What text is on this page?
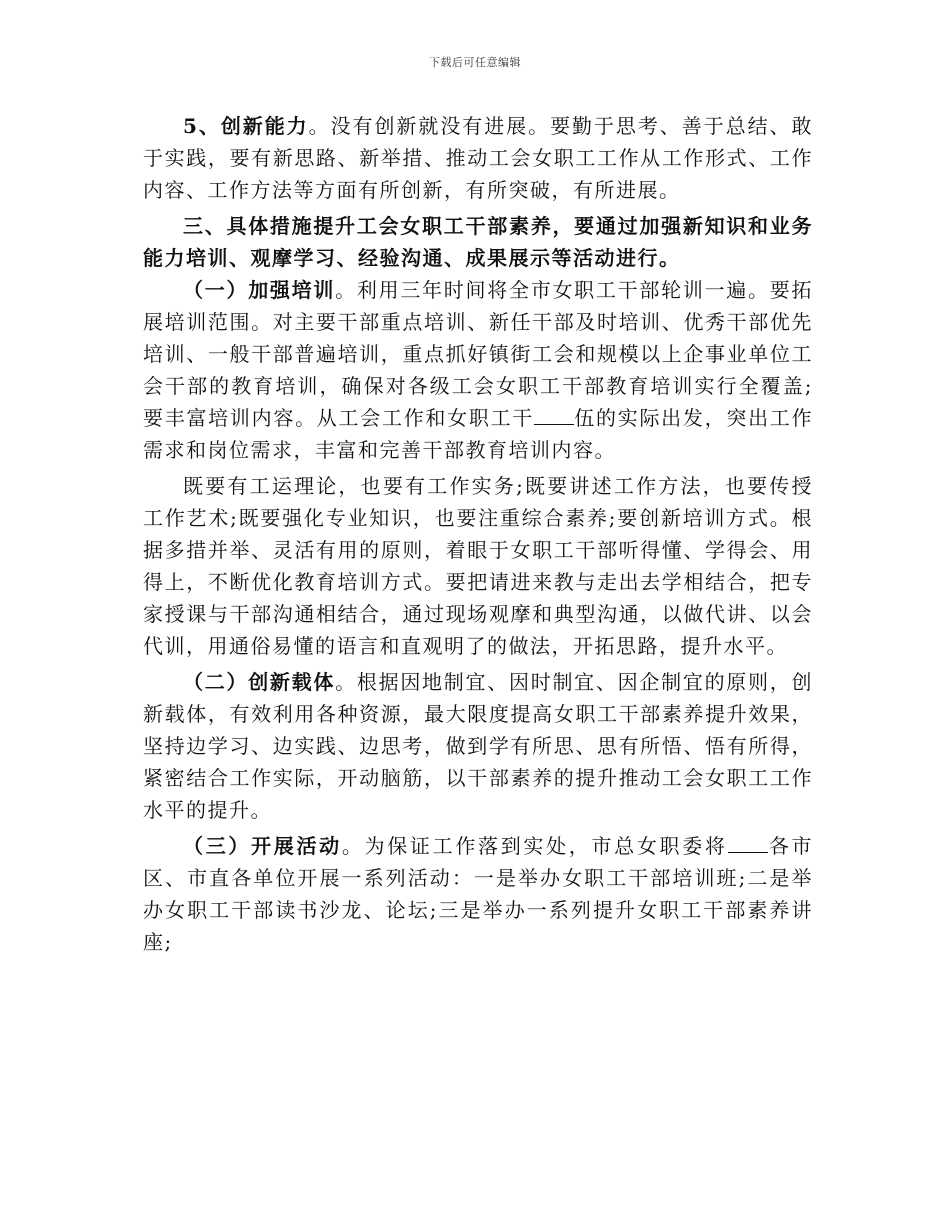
下载后可任意编辑

5、创新能力。没有创新就没有进展。要勤于思考、善于总结、敢于实践，要有新思路、新举措、推动工会女职工工作从工作形式、工作内容、工作方法等方面有所创新，有所突破，有所进展。

三、具体措施提升工会女职工干部素养，要通过加强新知识和业务能力培训、观摩学习、经验沟通、成果展示等活动进行。

（一）加强培训。利用三年时间将全市女职工干部轮训一遍。要拓展培训范围。对主要干部重点培训、新任干部及时培训、优秀干部优先培训、一般干部普遍培训，重点抓好镇街工会和规模以上企事业单位工会干部的教育培训，确保对各级工会女职工干部教育培训实行全覆盖;要丰富培训内容。从工会工作和女职工干 伍的实际出发，突出工作需求和岗位需求，丰富和完善干部教育培训内容。

既要有工运理论，也要有工作实务;既要讲述工作方法，也要传授工作艺术;既要强化专业知识，也要注重综合素养;要创新培训方式。根据多措并举、灵活有用的原则，着眼于女职工干部听得懂、学得会、用得上，不断优化教育培训方式。要把请进来教与走出去学相结合，把专家授课与干部沟通相结合，通过现场观摩和典型沟通，以做代讲、以会代训，用通俗易懂的语言和直观明了的做法，开拓思路，提升水平。

（二）创新载体。根据因地制宜、因时制宜、因企制宜的原则，创新载体，有效利用各种资源，最大限度提高女职工干部素养提升效果，坚持边学习、边实践、边思考，做到学有所思、思有所悟、悟有所得，紧密结合工作实际，开动脑筋，以干部素养的提升推动工会女职工工作水平的提升。

（三）开展活动。为保证工作落到实处，市总女职委将 各市区、市直各单位开展一系列活动：一是举办女职工干部培训班;二是举办女职工干部读书沙龙、论坛;三是举办一系列提升女职工干部素养讲座;
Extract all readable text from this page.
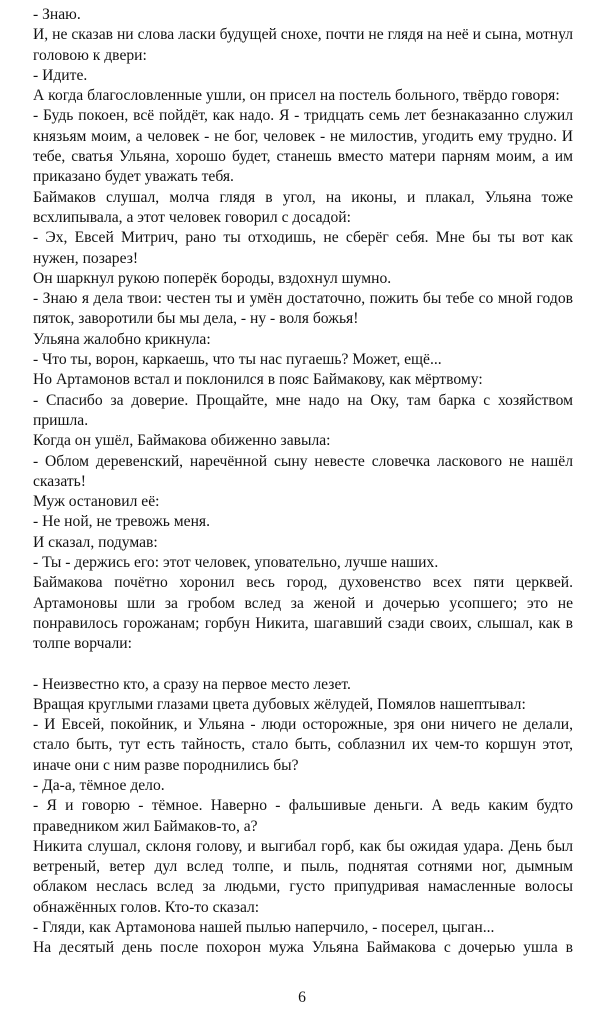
- Знаю.

И, не сказав ни слова ласки будущей снохе, почти не глядя на неё и сына, мотнул головою к двери:

- Идите.

А когда благословленные ушли, он присел на постель больного, твёрдо говоря:

- Будь покоен, всё пойдёт, как надо. Я - тридцать семь лет безнаказанно служил князьям моим, а человек - не бог, человек - не милостив, угодить ему трудно. И тебе, сватья Ульяна, хорошо будет, станешь вместо матери парням моим, а им приказано будет уважать тебя.

Баймаков слушал, молча глядя в угол, на иконы, и плакал, Ульяна тоже всхлипывала, а этот человек говорил с досадой:

- Эх, Евсей Митрич, рано ты отходишь, не сберёг себя. Мне бы ты вот как нужен, позарез!

Он шаркнул рукою поперёк бороды, вздохнул шумно.

- Знаю я дела твои: честен ты и умён достаточно, пожить бы тебе со мной годов пяток, заворотили бы мы дела, - ну - воля божья!

Ульяна жалобно крикнула:

- Что ты, ворон, каркаешь, что ты нас пугаешь? Может, ещё...

Но Артамонов встал и поклонился в пояс Баймакову, как мёртвому:

- Спасибо за доверие. Прощайте, мне надо на Оку, там барка с хозяйством пришла.

Когда он ушёл, Баймакова обиженно завыла:

- Облом деревенский, наречённой сыну невесте словечка ласкового не нашёл сказать!

Муж остановил её:

- Не ной, не тревожь меня.

И сказал, подумав:

- Ты - держись его: этот человек, уповательно, лучше наших.

Баймакова почётно хоронил весь город, духовенство всех пяти церквей. Артамоновы шли за гробом вслед за женой и дочерью усопшего; это не понравилось горожанам; горбун Никита, шагавший сзади своих, слышал, как в толпе ворчали:

- Неизвестно кто, а сразу на первое место лезет.

Вращая круглыми глазами цвета дубовых жёлудей, Помялов нашептывал:

- И Евсей, покойник, и Ульяна - люди осторожные, зря они ничего не делали, стало быть, тут есть тайность, стало быть, соблазнил их чем-то коршун этот, иначе они с ним разве породнились бы?

- Да-а, тёмное дело.

- Я и говорю - тёмное. Наверно - фальшивые деньги. А ведь каким будто праведником жил Баймаков-то, а?

Никита слушал, склоня голову, и выгибал горб, как бы ожидая удара. День был ветреный, ветер дул вслед толпе, и пыль, поднятая сотнями ног, дымным облаком неслась вслед за людьми, густо припудривая намасленные волосы обнажённых голов. Кто-то сказал:

- Гляди, как Артамонова нашей пылью наперчило, - посерел, цыган...

На десятый день после похорон мужа Ульяна Баймакова с дочерью ушла в

6
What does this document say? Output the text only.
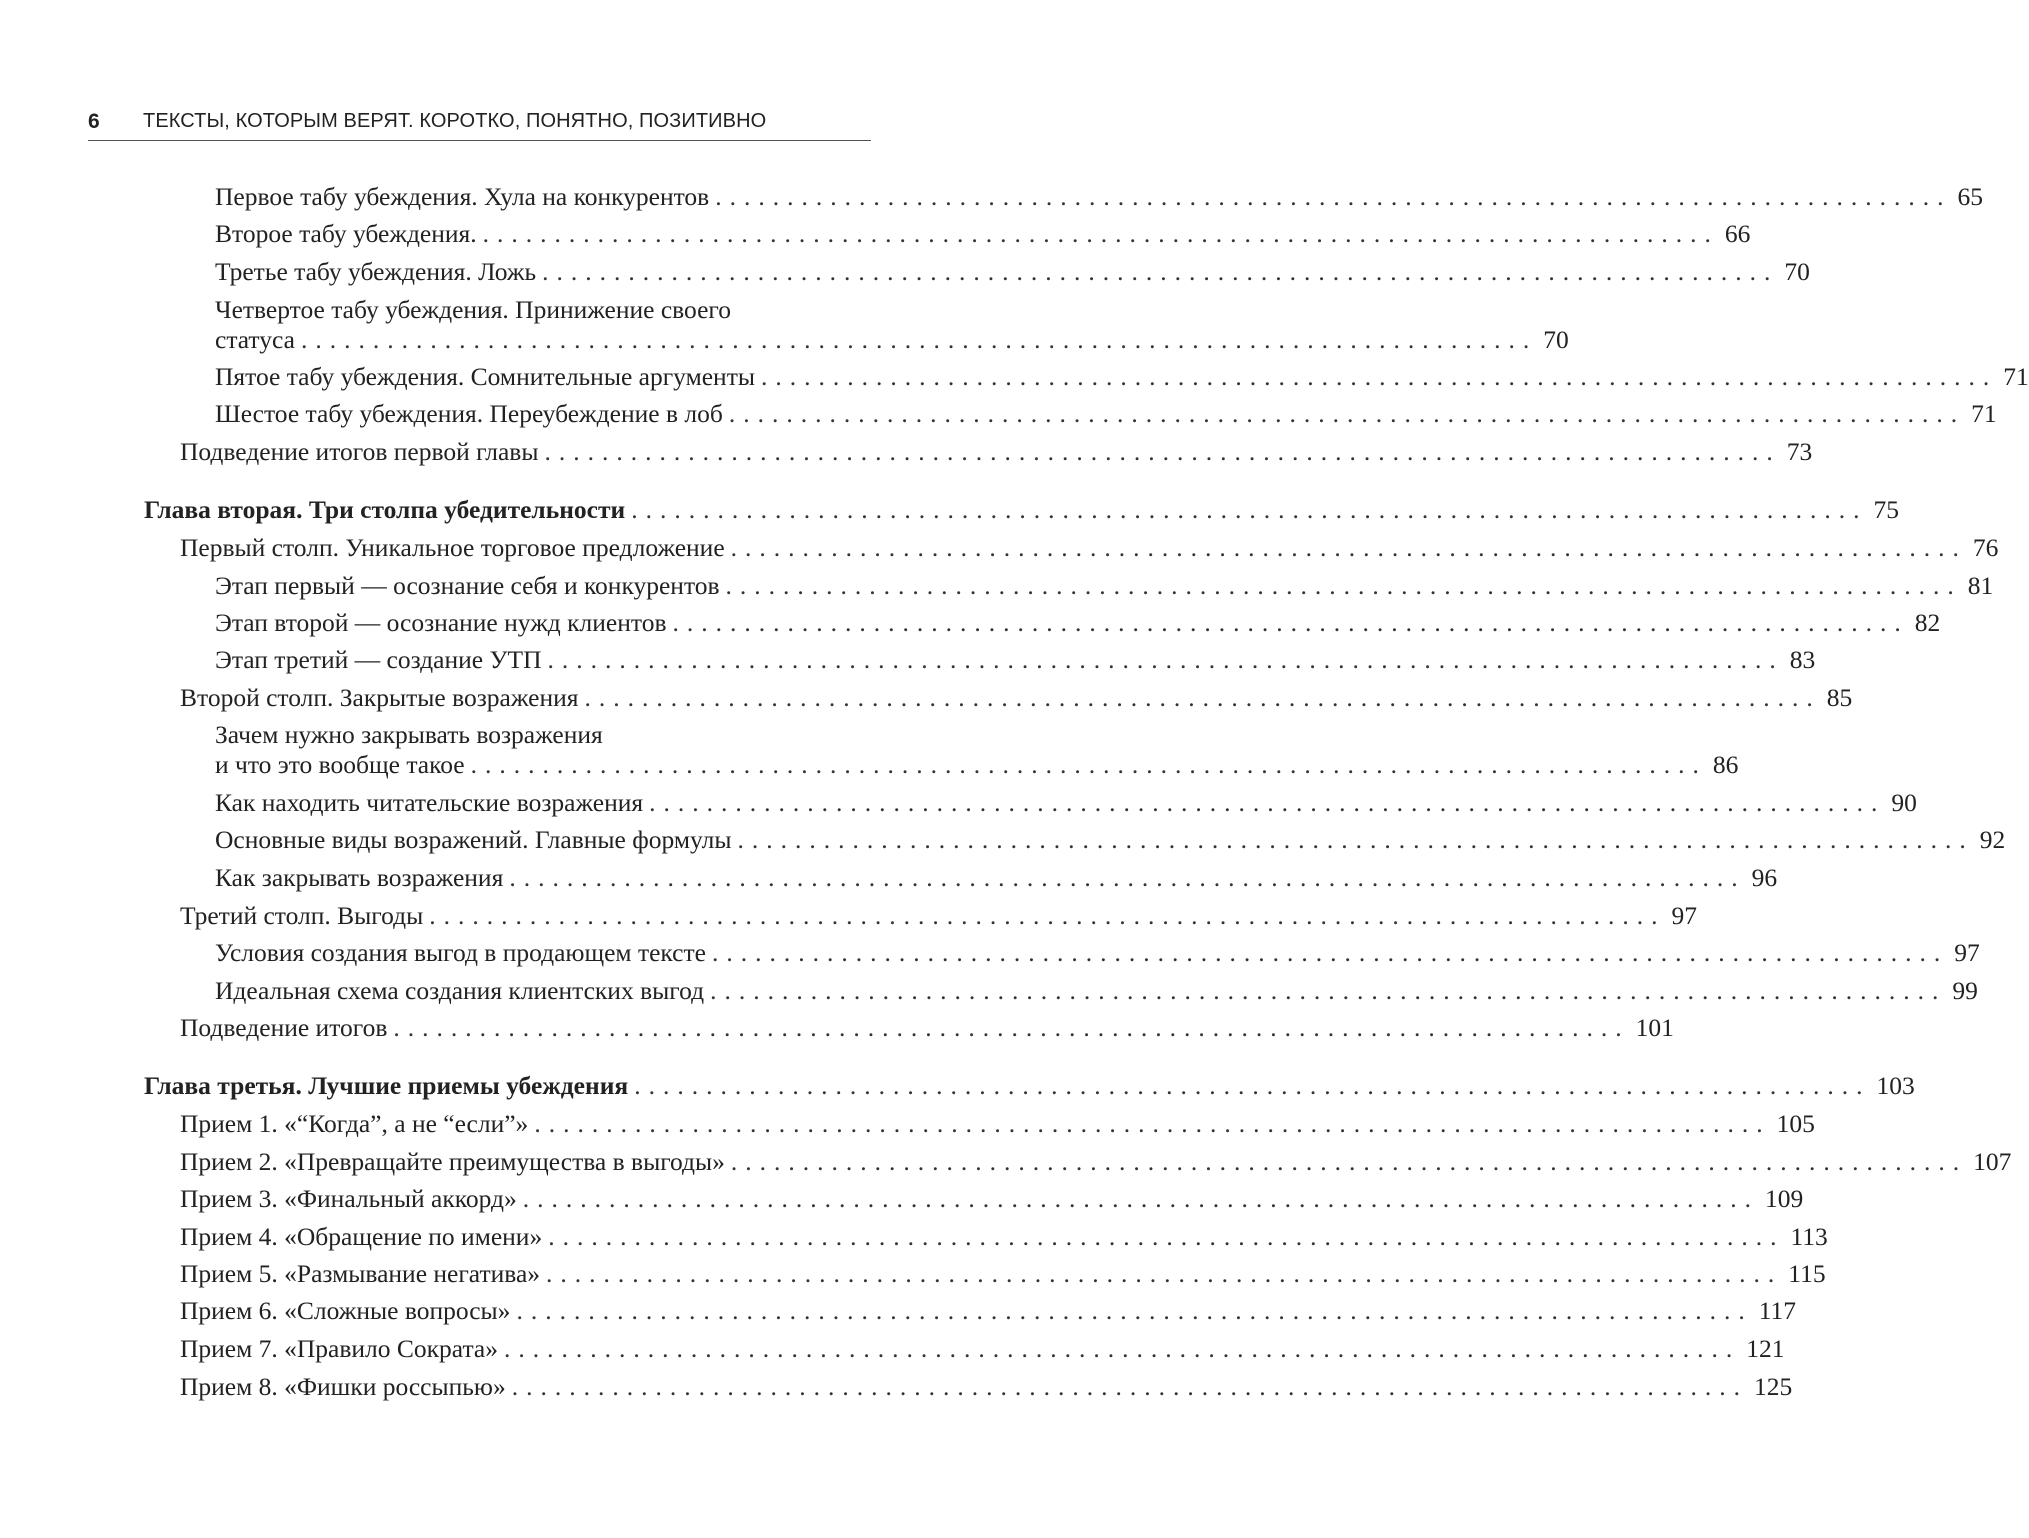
6 ТЕКСТЫ, КОТОРЫМ ВЕРЯТ. КОРОТКО, ПОНЯТНО, ПОЗИТИВНО
Первое табу убеждения. Хула на конкурентов ...................................................................................... 65
Второе табу убеждения. ...................................................................................... 66
Третье табу убеждения. Ложь ...................................................................................... 70
Четвертое табу убеждения. Принижение своего
статуса ...................................................................................... 70
Пятое табу убеждения. Сомнительные аргументы ...................................................................................... 71
Шестое табу убеждения. Переубеждение в лоб ...................................................................................... 71
Подведение итогов первой главы ...................................................................................... 73
Глава вторая. Три столпа убедительности ...................................................................................... 75
Первый столп. Уникальное торговое предложение ...................................................................................... 76
Этап первый — осознание себя и конкурентов ...................................................................................... 81
Этап второй — осознание нужд клиентов ...................................................................................... 82
Этап третий — создание УТП ...................................................................................... 83
Второй столп. Закрытые возражения ...................................................................................... 85
Зачем нужно закрывать возражения
и что это вообще такое ...................................................................................... 86
Как находить читательские возражения ...................................................................................... 90
Основные виды возражений. Главные формулы ...................................................................................... 92
Как закрывать возражения ...................................................................................... 96
Третий столп. Выгоды ...................................................................................... 97
Условия создания выгод в продающем тексте ...................................................................................... 97
Идеальная схема создания клиентских выгод ...................................................................................... 99
Подведение итогов ...................................................................................... 101
Глава третья. Лучшие приемы убеждения ...................................................................................... 103
Прием 1. «“Когда”, а не “если”» ...................................................................................... 105
Прием 2. «Превращайте преимущества в выгоды» ...................................................................................... 107
Прием 3. «Финальный аккорд» ...................................................................................... 109
Прием 4. «Обращение по имени» ...................................................................................... 113
Прием 5. «Размывание негатива» ...................................................................................... 115
Прием 6. «Сложные вопросы» ...................................................................................... 117
Прием 7. «Правило Сократа» ...................................................................................... 121
Прием 8. «Фишки россыпью» ...................................................................................... 125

◆ **Task requirements**
Except for the pictures, print the data above exactly.

◆ **Result of this task**
What text is on this page?
下载后可任意编辑

5、创新能力。没有创新就没有进展。要勤于思考、善于总结、敢于实践，要有新思路、新举措、推动工会女职工工作从工作形式、工作内容、工作方法等方面有所创新，有所突破，有所进展。

三、具体措施提升工会女职工干部素养，要通过加强新知识和业务能力培训、观摩学习、经验沟通、成果展示等活动进行。

（一）加强培训。利用三年时间将全市女职工干部轮训一遍。要拓展培训范围。对主要干部重点培训、新任干部及时培训、优秀干部优先培训、一般干部普遍培训，重点抓好镇街工会和规模以上企事业单位工会干部的教育培训，确保对各级工会女职工干部教育培训实行全覆盖;要丰富培训内容。从工会工作和女职工干 伍的实际出发，突出工作需求和岗位需求，丰富和完善干部教育培训内容。

既要有工运理论，也要有工作实务;既要讲述工作方法，也要传授工作艺术;既要强化专业知识，也要注重综合素养;要创新培训方式。根据多措并举、灵活有用的原则，着眼于女职工干部听得懂、学得会、用得上，不断优化教育培训方式。要把请进来教与走出去学相结合，把专家授课与干部沟通相结合，通过现场观摩和典型沟通，以做代讲、以会代训，用通俗易懂的语言和直观明了的做法，开拓思路，提升水平。

（二）创新载体。根据因地制宜、因时制宜、因企制宜的原则，创新载体，有效利用各种资源，最大限度提高女职工干部素养提升效果，坚持边学习、边实践、边思考，做到学有所思、思有所悟、悟有所得，紧密结合工作实际，开动脑筋，以干部素养的提升推动工会女职工工作水平的提升。

（三）开展活动。为保证工作落到实处，市总女职委将 各市区、市直各单位开展一系列活动：一是举办女职工干部培训班;二是举办女职工干部读书沙龙、论坛;三是举办一系列提升女职工干部素养讲座;
Extract all readable text from this page.
- Знаю.

И, не сказав ни слова ласки будущей снохе, почти не глядя на неё и сына, мотнул головою к двери:

- Идите.

А когда благословленные ушли, он присел на постель больного, твёрдо говоря:

- Будь покоен, всё пойдёт, как надо. Я - тридцать семь лет безнаказанно служил князьям моим, а человек - не бог, человек - не милостив, угодить ему трудно. И тебе, сватья Ульяна, хорошо будет, станешь вместо матери парням моим, а им приказано будет уважать тебя.

Баймаков слушал, молча глядя в угол, на иконы, и плакал, Ульяна тоже всхлипывала, а этот человек говорил с досадой:

- Эх, Евсей Митрич, рано ты отходишь, не сберёг себя. Мне бы ты вот как нужен, позарез!

Он шаркнул рукою поперёк бороды, вздохнул шумно.

- Знаю я дела твои: честен ты и умён достаточно, пожить бы тебе со мной годов пяток, заворотили бы мы дела, - ну - воля божья!

Ульяна жалобно крикнула:

- Что ты, ворон, каркаешь, что ты нас пугаешь? Может, ещё...

Но Артамонов встал и поклонился в пояс Баймакову, как мёртвому:

- Спасибо за доверие. Прощайте, мне надо на Оку, там барка с хозяйством пришла.

Когда он ушёл, Баймакова обиженно завыла:

- Облом деревенский, наречённой сыну невесте словечка ласкового не нашёл сказать!

Муж остановил её:

- Не ной, не тревожь меня.

И сказал, подумав:

- Ты - держись его: этот человек, уповательно, лучше наших.

Баймакова почётно хоронил весь город, духовенство всех пяти церквей. Артамоновы шли за гробом вслед за женой и дочерью усопшего; это не понравилось горожанам; горбун Никита, шагавший сзади своих, слышал, как в толпе ворчали:

- Неизвестно кто, а сразу на первое место лезет.

Вращая круглыми глазами цвета дубовых жёлудей, Помялов нашептывал:

- И Евсей, покойник, и Ульяна - люди осторожные, зря они ничего не делали, стало быть, тут есть тайность, стало быть, соблазнил их чем-то коршун этот, иначе они с ним разве породнились бы?

- Да-а, тёмное дело.

- Я и говорю - тёмное. Наверно - фальшивые деньги. А ведь каким будто праведником жил Баймаков-то, а?

Никита слушал, склоня голову, и выгибал горб, как бы ожидая удара. День был ветреный, ветер дул вслед толпе, и пыль, поднятая сотнями ног, дымным облаком неслась вслед за людьми, густо припудривая намасленные волосы обнажённых голов. Кто-то сказал:

- Гляди, как Артамонова нашей пылью наперчило, - посерел, цыган...

На десятый день после похорон мужа Ульяна Баймакова с дочерью ушла в

6
What does this document say? Output the text only.
6 ТЕКСТЫ, КОТОРЫМ ВЕРЯТ. КОРОТКО, ПОНЯТНО, ПОЗИТИВНО
Первое табу убеждения. Хула на конкурентов ...................................................................................... 65
Второе табу убеждения. ...................................................................................... 66
Третье табу убеждения. Ложь ...................................................................................... 70
Четвертое табу убеждения. Принижение своего
статуса ...................................................................................... 70
Пятое табу убеждения. Сомнительные аргументы ...................................................................................... 71
Шестое табу убеждения. Переубеждение в лоб ...................................................................................... 71
Подведение итогов первой главы ...................................................................................... 73
Глава вторая. Три столпа убедительности ...................................................................................... 75
Первый столп. Уникальное торговое предложение ...................................................................................... 76
Этап первый — осознание себя и конкурентов ...................................................................................... 81
Этап второй — осознание нужд клиентов ...................................................................................... 82
Этап третий — создание УТП ...................................................................................... 83
Второй столп. Закрытые возражения ...................................................................................... 85
Зачем нужно закрывать возражения
и что это вообще такое ...................................................................................... 86
Как находить читательские возражения ...................................................................................... 90
Основные виды возражений. Главные формулы ...................................................................................... 92
Как закрывать возражения ...................................................................................... 96
Третий столп. Выгоды ...................................................................................... 97
Условия создания выгод в продающем тексте ...................................................................................... 97
Идеальная схема создания клиентских выгод ...................................................................................... 99
Подведение итогов ...................................................................................... 101
Глава третья. Лучшие приемы убеждения ...................................................................................... 103
Прием 1. «“Когда”, а не “если”» ...................................................................................... 105
Прием 2. «Превращайте преимущества в выгоды» ...................................................................................... 107
Прием 3. «Финальный аккорд» ...................................................................................... 109
Прием 4. «Обращение по имени» ...................................................................................... 113
Прием 5. «Размывание негатива» ...................................................................................... 115
Прием 6. «Сложные вопросы» ...................................................................................... 117
Прием 7. «Правило Сократа» ...................................................................................... 121
Прием 8. «Фишки россыпью» ...................................................................................... 125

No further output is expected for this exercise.